Problem statement: Each entry should be quoted word for word, including every mark of punctuation.

Provided data:
####

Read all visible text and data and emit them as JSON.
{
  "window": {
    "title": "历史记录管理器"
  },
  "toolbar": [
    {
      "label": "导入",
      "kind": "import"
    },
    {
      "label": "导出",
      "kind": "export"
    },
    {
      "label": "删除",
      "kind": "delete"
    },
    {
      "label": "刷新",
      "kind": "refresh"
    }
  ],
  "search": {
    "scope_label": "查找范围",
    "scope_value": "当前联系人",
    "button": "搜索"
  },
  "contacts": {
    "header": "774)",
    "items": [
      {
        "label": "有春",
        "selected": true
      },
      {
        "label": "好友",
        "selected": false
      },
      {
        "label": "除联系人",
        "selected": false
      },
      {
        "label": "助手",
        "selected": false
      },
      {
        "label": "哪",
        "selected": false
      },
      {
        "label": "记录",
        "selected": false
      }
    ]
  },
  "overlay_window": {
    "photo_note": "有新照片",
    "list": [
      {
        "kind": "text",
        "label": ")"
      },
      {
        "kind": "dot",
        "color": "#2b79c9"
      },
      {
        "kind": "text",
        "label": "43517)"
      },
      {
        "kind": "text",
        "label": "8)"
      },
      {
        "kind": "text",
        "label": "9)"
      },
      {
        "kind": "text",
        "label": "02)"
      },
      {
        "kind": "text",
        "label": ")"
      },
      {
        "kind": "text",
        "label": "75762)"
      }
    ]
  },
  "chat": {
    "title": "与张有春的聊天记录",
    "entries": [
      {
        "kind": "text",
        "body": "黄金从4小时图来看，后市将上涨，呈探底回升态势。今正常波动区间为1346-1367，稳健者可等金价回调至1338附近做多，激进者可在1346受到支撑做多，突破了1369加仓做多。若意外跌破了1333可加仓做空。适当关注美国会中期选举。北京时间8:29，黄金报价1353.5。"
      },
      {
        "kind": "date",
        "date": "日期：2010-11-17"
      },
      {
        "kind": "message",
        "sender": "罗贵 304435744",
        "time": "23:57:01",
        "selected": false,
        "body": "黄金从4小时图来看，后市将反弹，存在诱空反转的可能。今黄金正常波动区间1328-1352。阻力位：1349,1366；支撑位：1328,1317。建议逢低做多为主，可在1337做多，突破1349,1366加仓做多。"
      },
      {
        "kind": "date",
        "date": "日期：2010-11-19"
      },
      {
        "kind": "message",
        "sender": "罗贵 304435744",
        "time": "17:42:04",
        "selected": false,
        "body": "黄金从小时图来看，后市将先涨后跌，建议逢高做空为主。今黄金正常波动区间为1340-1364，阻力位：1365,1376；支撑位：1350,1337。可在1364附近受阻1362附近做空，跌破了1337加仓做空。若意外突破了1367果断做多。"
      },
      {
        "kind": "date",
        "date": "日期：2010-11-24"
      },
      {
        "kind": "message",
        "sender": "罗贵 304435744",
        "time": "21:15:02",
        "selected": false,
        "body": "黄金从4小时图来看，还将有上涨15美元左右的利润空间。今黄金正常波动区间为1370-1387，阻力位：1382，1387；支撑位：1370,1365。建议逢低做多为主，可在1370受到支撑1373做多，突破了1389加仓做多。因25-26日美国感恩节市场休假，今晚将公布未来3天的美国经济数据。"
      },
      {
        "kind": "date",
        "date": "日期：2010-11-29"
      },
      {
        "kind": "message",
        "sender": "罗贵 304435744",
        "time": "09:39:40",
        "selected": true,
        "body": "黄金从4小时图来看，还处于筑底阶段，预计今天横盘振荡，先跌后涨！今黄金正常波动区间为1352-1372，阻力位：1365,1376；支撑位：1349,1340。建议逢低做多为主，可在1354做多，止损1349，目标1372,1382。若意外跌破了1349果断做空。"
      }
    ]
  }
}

####

Result for this exercise:
Read all visible text and data and emit them as JSON.
{
  "window": {
    "title": "历史记录管理器"
  },
  "toolbar": [
    {
      "label": "导入",
      "kind": "import"
    },
    {
      "label": "导出",
      "kind": "export"
    },
    {
      "label": "删除",
      "kind": "delete"
    },
    {
      "label": "刷新",
      "kind": "refresh"
    }
  ],
  "search": {
    "scope_label": "查找范围",
    "scope_value": "当前联系人",
    "button": "搜索"
  },
  "contacts": {
    "header": "774)",
    "items": [
      {
        "label": "有春",
        "selected": true
      },
      {
        "label": "好友",
        "selected": false
      },
      {
        "label": "除联系人",
        "selected": false
      },
      {
        "label": "助手",
        "selected": false
      },
      {
        "label": "哪",
        "selected": false
      },
      {
        "label": "记录",
        "selected": false
      }
    ]
  },
  "overlay_window": {
    "photo_note": "有新照片",
    "list": [
      {
        "kind": "text",
        "label": ")"
      },
      {
        "kind": "dot",
        "color": "#2b79c9"
      },
      {
        "kind": "text",
        "label": "43517)"
      },
      {
        "kind": "text",
        "label": "8)"
      },
      {
        "kind": "text",
        "label": "9)"
      },
      {
        "kind": "text",
        "label": "02)"
      },
      {
        "kind": "text",
        "label": ")"
      },
      {
        "kind": "text",
        "label": "75762)"
      }
    ]
  },
  "chat": {
    "title": "与张有春的聊天记录",
    "entries": [
      {
        "kind": "text",
        "body": "黄金从4小时图来看，后市将上涨，呈探底回升态势。今正常波动区间为1346-1367，稳健者可等金价回调至1338附近做多，激进者可在1346受到支撑做多，突破了1369加仓做多。若意外跌破了1333可加仓做空。适当关注美国会中期选举。北京时间8:29，黄金报价1353.5。"
      },
      {
        "kind": "date",
        "date": "日期：2010-11-17"
      },
      {
        "kind": "message",
        "sender": "罗贵 304435744",
        "time": "23:57:01",
        "selected": false,
        "body": "黄金从4小时图来看，后市将反弹，存在诱空反转的可能。今黄金正常波动区间1328-1352。阻力位：1349,1366；支撑位：1328,1317。建议逢低做多为主，可在1337做多，突破1349,1366加仓做多。"
      },
      {
        "kind": "date",
        "date": "日期：2010-11-19"
      },
      {
        "kind": "message",
        "sender": "罗贵 304435744",
        "time": "17:42:04",
        "selected": false,
        "body": "黄金从小时图来看，后市将先涨后跌，建议逢高做空为主。今黄金正常波动区间为1340-1364，阻力位：1365,1376；支撑位：1350,1337。可在1364附近受阻1362附近做空，跌破了1337加仓做空。若意外突破了1367果断做多。"
      },
      {
        "kind": "date",
        "date": "日期：2010-11-24"
      },
      {
        "kind": "message",
        "sender": "罗贵 304435744",
        "time": "21:15:02",
        "selected": false,
        "body": "黄金从4小时图来看，还将有上涨15美元左右的利润空间。今黄金正常波动区间为1370-1387，阻力位：1382，1387；支撑位：1370,1365。建议逢低做多为主，可在1370受到支撑1373做多，突破了1389加仓做多。因25-26日美国感恩节市场休假，今晚将公布未来3天的美国经济数据。"
      },
      {
        "kind": "date",
        "date": "日期：2010-11-29"
      },
      {
        "kind": "message",
        "sender": "罗贵 304435744",
        "time": "09:39:40",
        "selected": true,
        "body": "黄金从4小时图来看，还处于筑底阶段，预计今天横盘振荡，先跌后涨！今黄金正常波动区间为1352-1372，阻力位：1365,1376；支撑位：1349,1340。建议逢低做多为主，可在1354做多，止损1349，目标1372,1382。若意外跌破了1349果断做空。"
      }
    ]
  }
}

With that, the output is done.